Set exercise >>
Please reproduce every record, keeping each one exactly as written.

Data to use >>
▬▬▬▬▬▬

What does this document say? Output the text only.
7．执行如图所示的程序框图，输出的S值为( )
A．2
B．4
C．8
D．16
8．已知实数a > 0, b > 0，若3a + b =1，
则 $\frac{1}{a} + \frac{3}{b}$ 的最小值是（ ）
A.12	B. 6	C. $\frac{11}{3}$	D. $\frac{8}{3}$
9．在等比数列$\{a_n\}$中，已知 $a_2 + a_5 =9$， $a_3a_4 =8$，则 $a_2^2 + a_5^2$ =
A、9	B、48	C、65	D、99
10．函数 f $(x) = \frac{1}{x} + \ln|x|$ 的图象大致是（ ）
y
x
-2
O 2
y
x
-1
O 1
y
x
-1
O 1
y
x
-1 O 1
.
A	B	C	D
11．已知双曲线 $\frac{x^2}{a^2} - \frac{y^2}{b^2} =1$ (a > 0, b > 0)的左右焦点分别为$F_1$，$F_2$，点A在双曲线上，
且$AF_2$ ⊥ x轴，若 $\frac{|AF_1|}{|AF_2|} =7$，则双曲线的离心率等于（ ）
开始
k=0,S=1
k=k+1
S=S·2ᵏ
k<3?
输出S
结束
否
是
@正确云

▬▬▬▬▬▬

Problem solution >>
What does this document say? Output the text only.
7．执行如图所示的程序框图，输出的S值为( )
A．2
B．4
C．8
D．16
8．已知实数a > 0, b > 0，若3a + b =1，
则 $\frac{1}{a} + \frac{3}{b}$ 的最小值是（ ）
A.12	B. 6	C. $\frac{11}{3}$	D. $\frac{8}{3}$
9．在等比数列$\{a_n\}$中，已知 $a_2 + a_5 =9$， $a_3a_4 =8$，则 $a_2^2 + a_5^2$ =
A、9	B、48	C、65	D、99
10．函数 f $(x) = \frac{1}{x} + \ln|x|$ 的图象大致是（ ）
y
x
-2
O 2
y
x
-1
O 1
y
x
-1
O 1
y
x
-1 O 1
.
A	B	C	D
11．已知双曲线 $\frac{x^2}{a^2} - \frac{y^2}{b^2} =1$ (a > 0, b > 0)的左右焦点分别为$F_1$，$F_2$，点A在双曲线上，
且$AF_2$ ⊥ x轴，若 $\frac{|AF_1|}{|AF_2|} =7$，则双曲线的离心率等于（ ）
开始
k=0,S=1
k=k+1
S=S·2ᵏ
k<3?
输出S
结束
否
是
@正确云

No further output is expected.